Stored items from a collection:

++++++

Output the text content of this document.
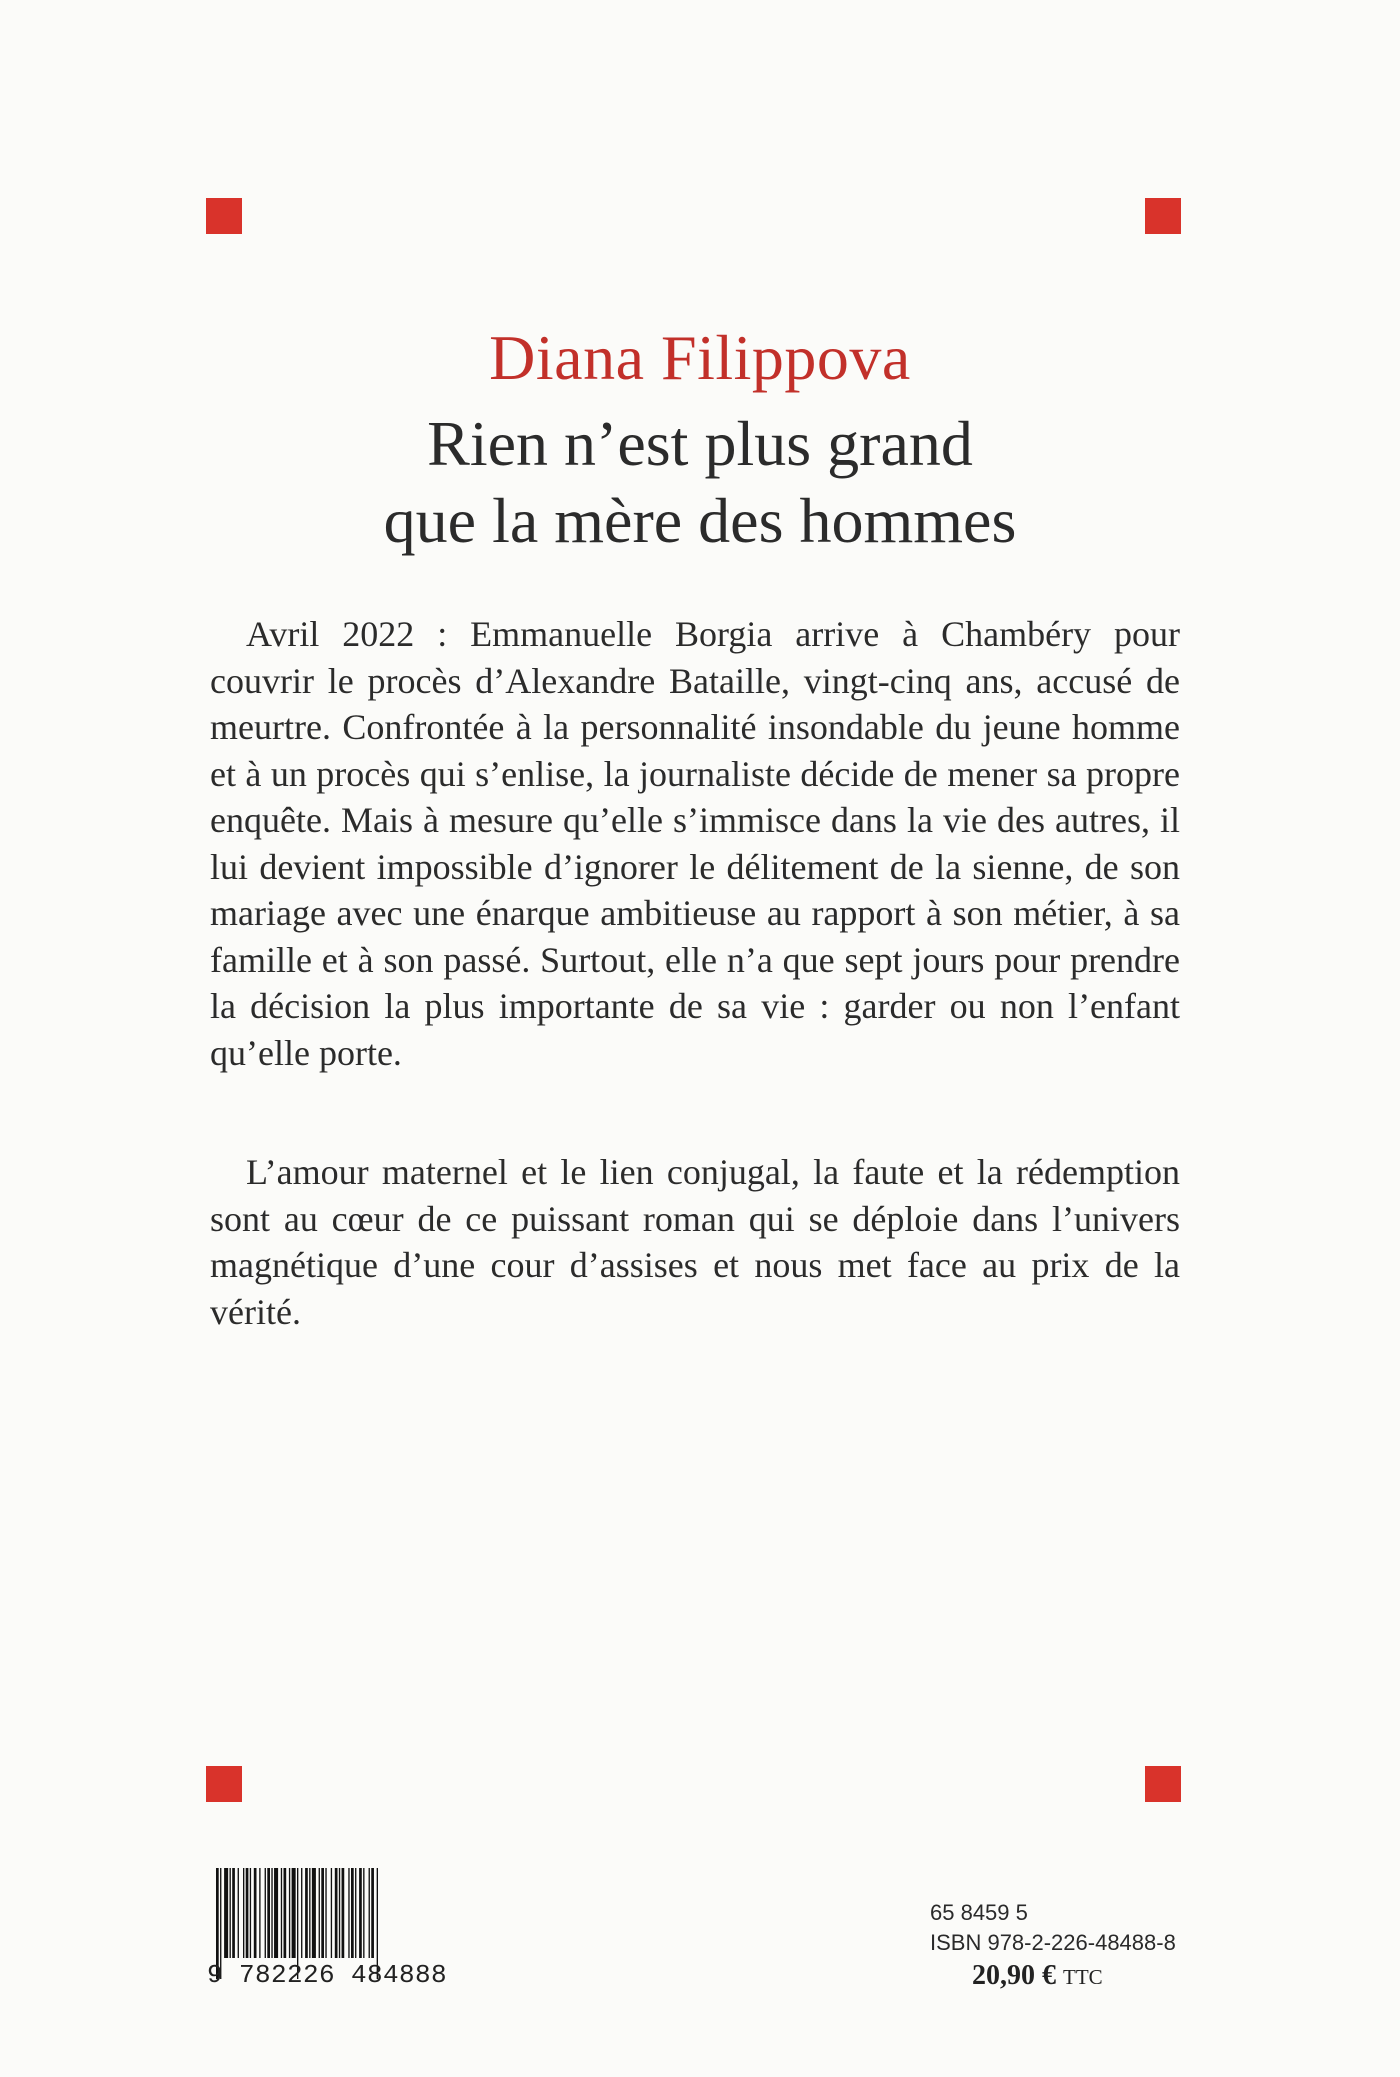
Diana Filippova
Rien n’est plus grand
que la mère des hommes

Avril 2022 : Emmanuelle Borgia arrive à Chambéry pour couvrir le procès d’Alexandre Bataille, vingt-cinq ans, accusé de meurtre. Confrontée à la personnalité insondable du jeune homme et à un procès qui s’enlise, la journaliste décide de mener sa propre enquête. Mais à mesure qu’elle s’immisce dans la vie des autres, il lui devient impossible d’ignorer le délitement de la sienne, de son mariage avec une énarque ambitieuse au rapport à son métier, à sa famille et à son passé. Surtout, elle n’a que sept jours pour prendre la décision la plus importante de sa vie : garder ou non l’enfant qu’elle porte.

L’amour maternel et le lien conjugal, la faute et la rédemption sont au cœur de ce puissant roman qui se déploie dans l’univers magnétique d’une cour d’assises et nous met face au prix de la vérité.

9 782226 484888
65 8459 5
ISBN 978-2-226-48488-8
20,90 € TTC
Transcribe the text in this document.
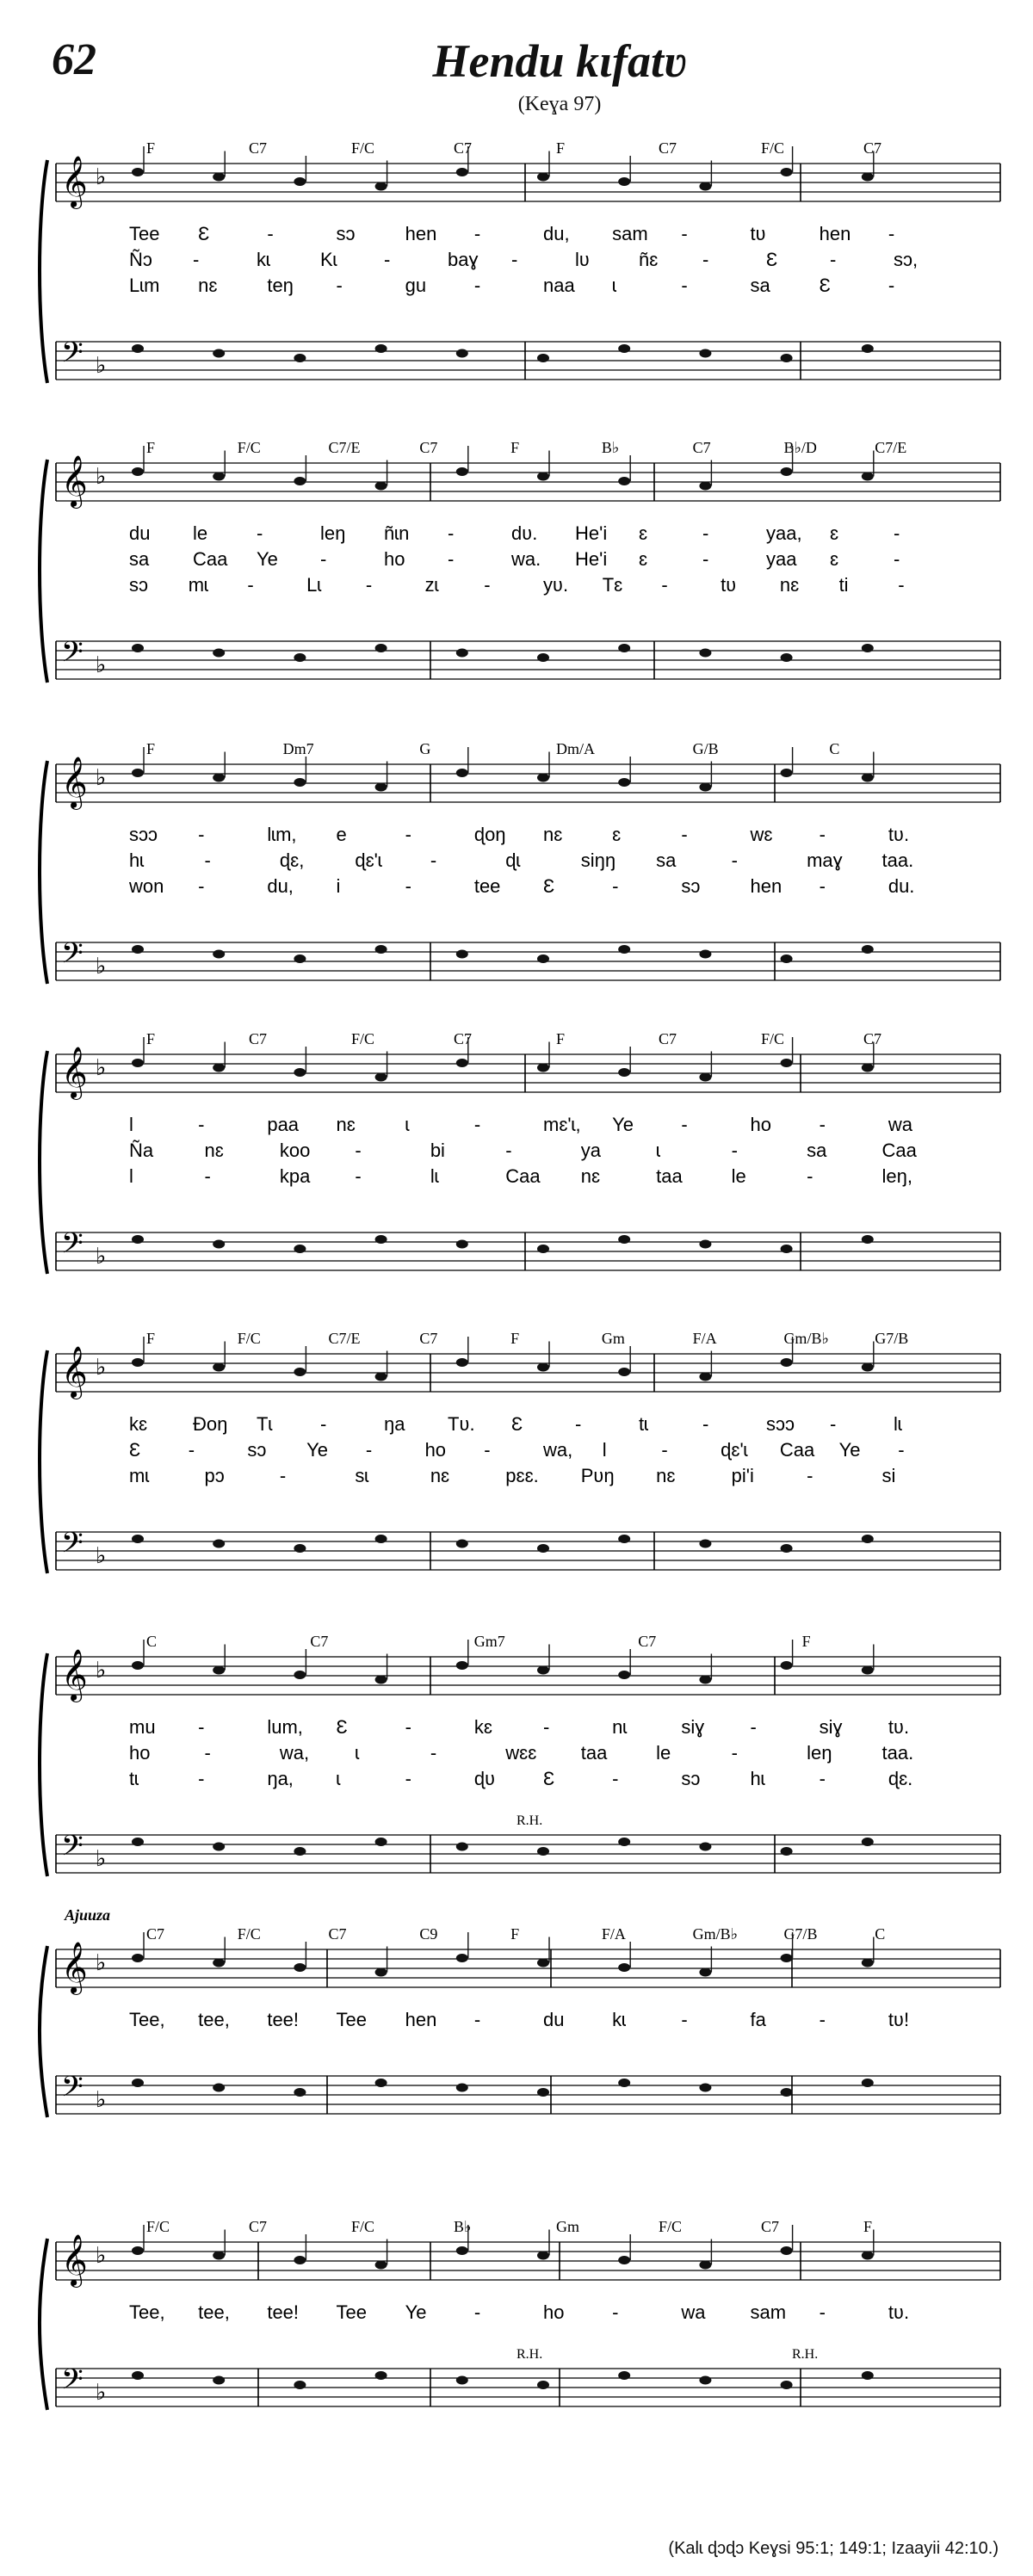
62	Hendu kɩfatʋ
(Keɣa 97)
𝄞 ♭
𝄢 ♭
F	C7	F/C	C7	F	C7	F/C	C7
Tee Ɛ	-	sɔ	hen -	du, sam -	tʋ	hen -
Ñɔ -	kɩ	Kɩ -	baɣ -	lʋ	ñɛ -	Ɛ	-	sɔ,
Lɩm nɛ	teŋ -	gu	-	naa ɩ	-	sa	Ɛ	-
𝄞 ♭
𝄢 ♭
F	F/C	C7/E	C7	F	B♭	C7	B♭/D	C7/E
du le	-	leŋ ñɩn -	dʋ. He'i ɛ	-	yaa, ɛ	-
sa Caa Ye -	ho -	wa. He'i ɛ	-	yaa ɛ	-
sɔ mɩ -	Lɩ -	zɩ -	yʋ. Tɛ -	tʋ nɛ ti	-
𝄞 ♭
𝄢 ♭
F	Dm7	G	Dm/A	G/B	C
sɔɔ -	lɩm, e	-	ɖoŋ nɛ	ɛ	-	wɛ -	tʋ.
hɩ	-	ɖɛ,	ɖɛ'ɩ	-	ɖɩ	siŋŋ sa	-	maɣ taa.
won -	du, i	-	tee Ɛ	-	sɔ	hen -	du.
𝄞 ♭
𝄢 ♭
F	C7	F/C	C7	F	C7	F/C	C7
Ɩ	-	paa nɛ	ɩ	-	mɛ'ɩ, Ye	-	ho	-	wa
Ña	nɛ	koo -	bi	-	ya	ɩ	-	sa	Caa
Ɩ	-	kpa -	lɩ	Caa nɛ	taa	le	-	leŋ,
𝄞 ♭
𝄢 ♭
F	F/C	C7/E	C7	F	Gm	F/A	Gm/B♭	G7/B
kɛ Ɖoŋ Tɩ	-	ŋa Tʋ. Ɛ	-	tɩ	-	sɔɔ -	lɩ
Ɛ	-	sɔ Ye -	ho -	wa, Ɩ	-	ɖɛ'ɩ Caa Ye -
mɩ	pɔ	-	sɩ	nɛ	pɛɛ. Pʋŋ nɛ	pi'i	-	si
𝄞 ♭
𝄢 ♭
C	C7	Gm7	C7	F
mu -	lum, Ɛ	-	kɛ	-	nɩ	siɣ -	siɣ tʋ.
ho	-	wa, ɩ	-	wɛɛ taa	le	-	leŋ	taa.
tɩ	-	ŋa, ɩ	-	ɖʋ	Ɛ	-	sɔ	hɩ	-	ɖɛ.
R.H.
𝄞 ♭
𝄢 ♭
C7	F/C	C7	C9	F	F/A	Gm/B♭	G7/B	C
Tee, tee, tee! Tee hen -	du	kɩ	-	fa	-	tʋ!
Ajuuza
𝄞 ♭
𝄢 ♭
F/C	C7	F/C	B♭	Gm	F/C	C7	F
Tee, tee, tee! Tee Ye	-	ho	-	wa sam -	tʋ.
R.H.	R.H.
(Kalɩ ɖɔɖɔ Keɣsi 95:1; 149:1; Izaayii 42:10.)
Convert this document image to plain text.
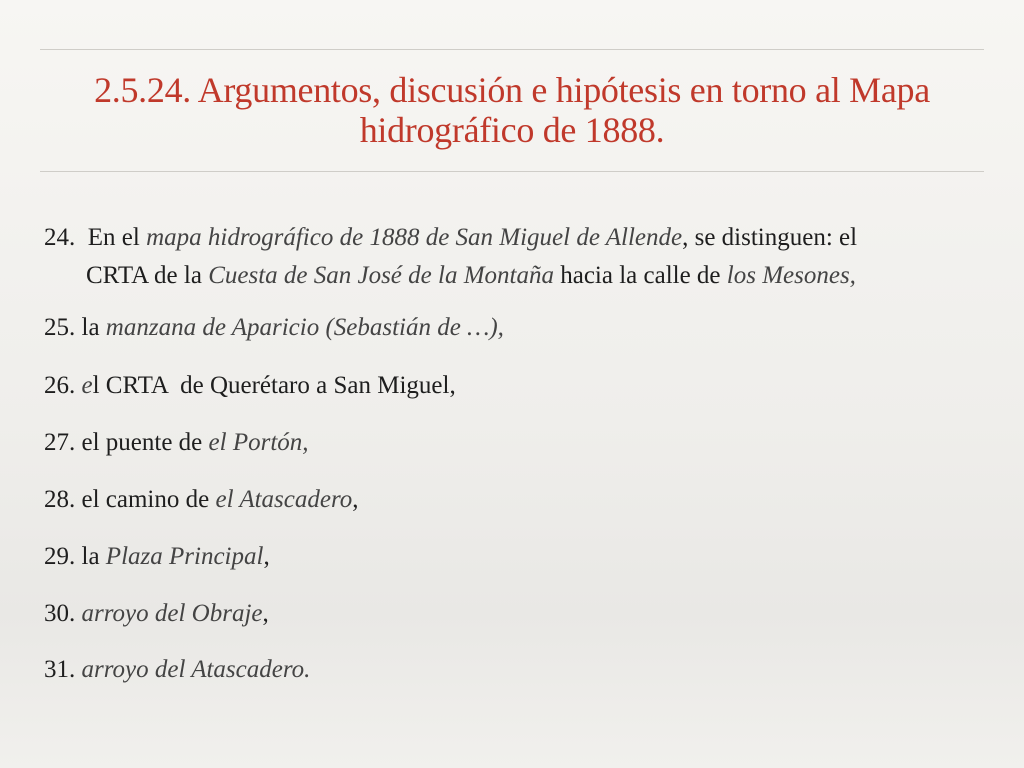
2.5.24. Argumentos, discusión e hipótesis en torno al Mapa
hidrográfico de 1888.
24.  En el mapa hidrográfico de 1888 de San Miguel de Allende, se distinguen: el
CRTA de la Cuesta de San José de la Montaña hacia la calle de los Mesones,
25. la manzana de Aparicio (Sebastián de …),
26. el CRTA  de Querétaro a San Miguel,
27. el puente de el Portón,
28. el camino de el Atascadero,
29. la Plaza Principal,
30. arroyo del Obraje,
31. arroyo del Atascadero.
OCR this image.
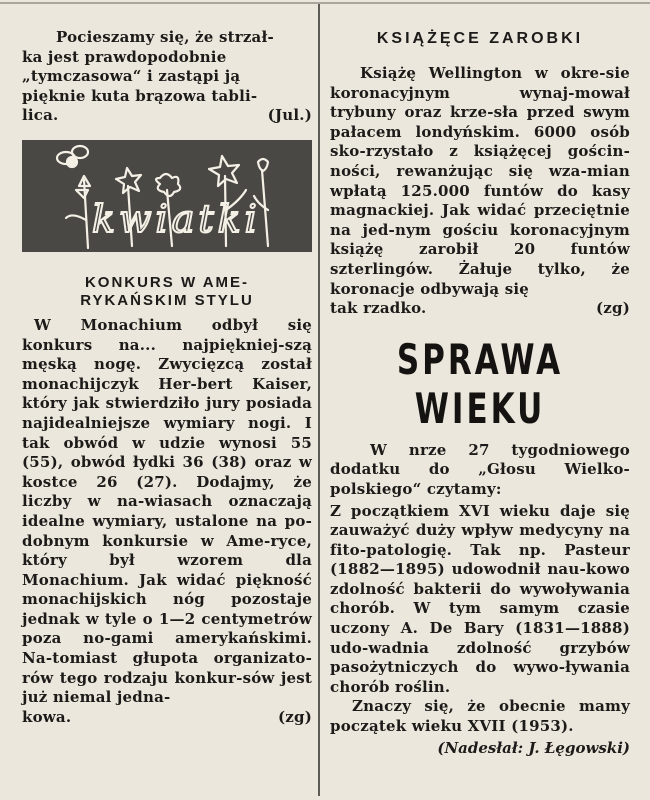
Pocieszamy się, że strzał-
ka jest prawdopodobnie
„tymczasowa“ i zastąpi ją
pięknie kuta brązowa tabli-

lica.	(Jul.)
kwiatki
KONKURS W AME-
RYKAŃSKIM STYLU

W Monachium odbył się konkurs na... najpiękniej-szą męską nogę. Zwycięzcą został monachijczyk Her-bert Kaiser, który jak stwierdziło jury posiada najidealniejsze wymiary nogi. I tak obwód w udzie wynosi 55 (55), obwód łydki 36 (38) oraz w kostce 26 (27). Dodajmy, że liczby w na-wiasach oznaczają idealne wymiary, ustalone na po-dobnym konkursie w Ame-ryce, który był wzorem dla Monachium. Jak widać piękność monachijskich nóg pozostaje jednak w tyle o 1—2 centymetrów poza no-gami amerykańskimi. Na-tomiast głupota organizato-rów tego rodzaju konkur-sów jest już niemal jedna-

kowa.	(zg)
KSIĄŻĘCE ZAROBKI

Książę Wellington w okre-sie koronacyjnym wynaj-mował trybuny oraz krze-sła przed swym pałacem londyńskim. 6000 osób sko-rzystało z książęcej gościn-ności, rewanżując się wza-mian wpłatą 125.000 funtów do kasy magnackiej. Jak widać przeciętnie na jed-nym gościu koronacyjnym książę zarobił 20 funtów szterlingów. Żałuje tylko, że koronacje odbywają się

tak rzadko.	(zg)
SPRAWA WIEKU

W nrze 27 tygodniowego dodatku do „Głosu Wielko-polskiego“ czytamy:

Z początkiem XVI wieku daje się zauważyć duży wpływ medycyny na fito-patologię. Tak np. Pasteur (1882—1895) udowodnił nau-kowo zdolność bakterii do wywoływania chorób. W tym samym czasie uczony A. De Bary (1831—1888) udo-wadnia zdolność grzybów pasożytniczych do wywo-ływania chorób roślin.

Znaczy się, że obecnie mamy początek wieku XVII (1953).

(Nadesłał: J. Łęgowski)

++++++

*What you need to do*.
Count up every line above that has the word "Atascadero" in it; answer with the number alone.

*Solved problem*.
2